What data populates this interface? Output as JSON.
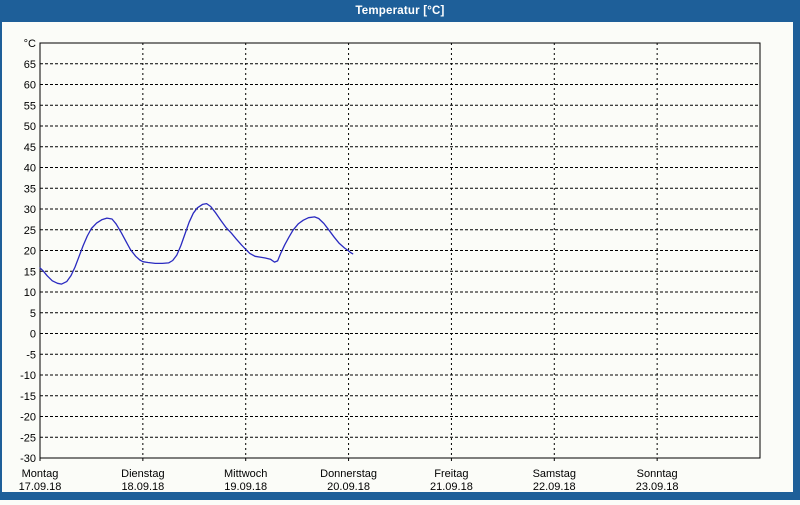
{
  "window": {
    "title": "Temperatur [°C]",
    "title_bar_color": "#1E5F99",
    "frame_color": "#1E5F99",
    "background_color": "#FBFCF8"
  },
  "chart_data": {
    "type": "line",
    "title": "Temperatur [°C]",
    "unit_label": "°C",
    "line_color": "#2A2AC0",
    "axis_color": "#000000",
    "grid": "dashed",
    "legend": "none",
    "ylim": [
      -30,
      70
    ],
    "ytick_step": 5,
    "ytick_labels": [
      65,
      60,
      55,
      50,
      45,
      40,
      35,
      30,
      25,
      20,
      15,
      10,
      5,
      0,
      -5,
      -10,
      -15,
      -20,
      -25,
      -30
    ],
    "xlim_days": [
      0,
      7
    ],
    "x_days": [
      {
        "name": "Montag",
        "date": "17.09.18"
      },
      {
        "name": "Dienstag",
        "date": "18.09.18"
      },
      {
        "name": "Mittwoch",
        "date": "19.09.18"
      },
      {
        "name": "Donnerstag",
        "date": "20.09.18"
      },
      {
        "name": "Freitag",
        "date": "21.09.18"
      },
      {
        "name": "Samstag",
        "date": "22.09.18"
      },
      {
        "name": "Sonntag",
        "date": "23.09.18"
      }
    ],
    "series": [
      {
        "name": "Temperatur",
        "points": [
          [
            0.0,
            15.8
          ],
          [
            0.03,
            15.1
          ],
          [
            0.07,
            13.9
          ],
          [
            0.12,
            12.7
          ],
          [
            0.17,
            12.1
          ],
          [
            0.21,
            11.9
          ],
          [
            0.26,
            12.5
          ],
          [
            0.3,
            13.9
          ],
          [
            0.34,
            16.0
          ],
          [
            0.38,
            18.6
          ],
          [
            0.42,
            21.2
          ],
          [
            0.46,
            23.5
          ],
          [
            0.5,
            25.3
          ],
          [
            0.55,
            26.6
          ],
          [
            0.6,
            27.4
          ],
          [
            0.65,
            27.8
          ],
          [
            0.7,
            27.6
          ],
          [
            0.74,
            26.4
          ],
          [
            0.79,
            24.3
          ],
          [
            0.84,
            22.0
          ],
          [
            0.88,
            20.2
          ],
          [
            0.93,
            18.6
          ],
          [
            0.97,
            17.7
          ],
          [
            1.0,
            17.3
          ],
          [
            1.05,
            17.1
          ],
          [
            1.12,
            16.9
          ],
          [
            1.19,
            16.9
          ],
          [
            1.25,
            17.0
          ],
          [
            1.29,
            17.6
          ],
          [
            1.33,
            18.9
          ],
          [
            1.37,
            21.2
          ],
          [
            1.41,
            24.0
          ],
          [
            1.45,
            26.8
          ],
          [
            1.49,
            29.0
          ],
          [
            1.53,
            30.3
          ],
          [
            1.58,
            31.1
          ],
          [
            1.62,
            31.3
          ],
          [
            1.66,
            30.6
          ],
          [
            1.71,
            29.0
          ],
          [
            1.76,
            27.2
          ],
          [
            1.81,
            25.5
          ],
          [
            1.86,
            24.2
          ],
          [
            1.91,
            22.7
          ],
          [
            1.96,
            21.3
          ],
          [
            2.0,
            20.3
          ],
          [
            2.04,
            19.3
          ],
          [
            2.09,
            18.6
          ],
          [
            2.14,
            18.4
          ],
          [
            2.19,
            18.2
          ],
          [
            2.24,
            17.9
          ],
          [
            2.28,
            17.2
          ],
          [
            2.31,
            17.5
          ],
          [
            2.34,
            19.3
          ],
          [
            2.38,
            21.4
          ],
          [
            2.42,
            23.2
          ],
          [
            2.46,
            24.9
          ],
          [
            2.51,
            26.4
          ],
          [
            2.56,
            27.3
          ],
          [
            2.61,
            27.9
          ],
          [
            2.67,
            28.1
          ],
          [
            2.71,
            27.7
          ],
          [
            2.76,
            26.5
          ],
          [
            2.81,
            24.9
          ],
          [
            2.86,
            23.2
          ],
          [
            2.91,
            21.7
          ],
          [
            2.96,
            20.6
          ],
          [
            3.0,
            19.9
          ],
          [
            3.02,
            19.5
          ],
          [
            3.04,
            19.2
          ]
        ]
      }
    ]
  }
}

(TASK TO CARRY OUT):
Please set down each line of the data above exactly as written, without the pictures.

(EXERCISE ANSWER):
What data populates this interface? Output as JSON.
{
  "window": {
    "title": "Temperatur [°C]",
    "title_bar_color": "#1E5F99",
    "frame_color": "#1E5F99",
    "background_color": "#FBFCF8"
  },
  "chart_data": {
    "type": "line",
    "title": "Temperatur [°C]",
    "unit_label": "°C",
    "line_color": "#2A2AC0",
    "axis_color": "#000000",
    "grid": "dashed",
    "legend": "none",
    "ylim": [
      -30,
      70
    ],
    "ytick_step": 5,
    "ytick_labels": [
      65,
      60,
      55,
      50,
      45,
      40,
      35,
      30,
      25,
      20,
      15,
      10,
      5,
      0,
      -5,
      -10,
      -15,
      -20,
      -25,
      -30
    ],
    "xlim_days": [
      0,
      7
    ],
    "x_days": [
      {
        "name": "Montag",
        "date": "17.09.18"
      },
      {
        "name": "Dienstag",
        "date": "18.09.18"
      },
      {
        "name": "Mittwoch",
        "date": "19.09.18"
      },
      {
        "name": "Donnerstag",
        "date": "20.09.18"
      },
      {
        "name": "Freitag",
        "date": "21.09.18"
      },
      {
        "name": "Samstag",
        "date": "22.09.18"
      },
      {
        "name": "Sonntag",
        "date": "23.09.18"
      }
    ],
    "series": [
      {
        "name": "Temperatur",
        "points": [
          [
            0.0,
            15.8
          ],
          [
            0.03,
            15.1
          ],
          [
            0.07,
            13.9
          ],
          [
            0.12,
            12.7
          ],
          [
            0.17,
            12.1
          ],
          [
            0.21,
            11.9
          ],
          [
            0.26,
            12.5
          ],
          [
            0.3,
            13.9
          ],
          [
            0.34,
            16.0
          ],
          [
            0.38,
            18.6
          ],
          [
            0.42,
            21.2
          ],
          [
            0.46,
            23.5
          ],
          [
            0.5,
            25.3
          ],
          [
            0.55,
            26.6
          ],
          [
            0.6,
            27.4
          ],
          [
            0.65,
            27.8
          ],
          [
            0.7,
            27.6
          ],
          [
            0.74,
            26.4
          ],
          [
            0.79,
            24.3
          ],
          [
            0.84,
            22.0
          ],
          [
            0.88,
            20.2
          ],
          [
            0.93,
            18.6
          ],
          [
            0.97,
            17.7
          ],
          [
            1.0,
            17.3
          ],
          [
            1.05,
            17.1
          ],
          [
            1.12,
            16.9
          ],
          [
            1.19,
            16.9
          ],
          [
            1.25,
            17.0
          ],
          [
            1.29,
            17.6
          ],
          [
            1.33,
            18.9
          ],
          [
            1.37,
            21.2
          ],
          [
            1.41,
            24.0
          ],
          [
            1.45,
            26.8
          ],
          [
            1.49,
            29.0
          ],
          [
            1.53,
            30.3
          ],
          [
            1.58,
            31.1
          ],
          [
            1.62,
            31.3
          ],
          [
            1.66,
            30.6
          ],
          [
            1.71,
            29.0
          ],
          [
            1.76,
            27.2
          ],
          [
            1.81,
            25.5
          ],
          [
            1.86,
            24.2
          ],
          [
            1.91,
            22.7
          ],
          [
            1.96,
            21.3
          ],
          [
            2.0,
            20.3
          ],
          [
            2.04,
            19.3
          ],
          [
            2.09,
            18.6
          ],
          [
            2.14,
            18.4
          ],
          [
            2.19,
            18.2
          ],
          [
            2.24,
            17.9
          ],
          [
            2.28,
            17.2
          ],
          [
            2.31,
            17.5
          ],
          [
            2.34,
            19.3
          ],
          [
            2.38,
            21.4
          ],
          [
            2.42,
            23.2
          ],
          [
            2.46,
            24.9
          ],
          [
            2.51,
            26.4
          ],
          [
            2.56,
            27.3
          ],
          [
            2.61,
            27.9
          ],
          [
            2.67,
            28.1
          ],
          [
            2.71,
            27.7
          ],
          [
            2.76,
            26.5
          ],
          [
            2.81,
            24.9
          ],
          [
            2.86,
            23.2
          ],
          [
            2.91,
            21.7
          ],
          [
            2.96,
            20.6
          ],
          [
            3.0,
            19.9
          ],
          [
            3.02,
            19.5
          ],
          [
            3.04,
            19.2
          ]
        ]
      }
    ]
  }
}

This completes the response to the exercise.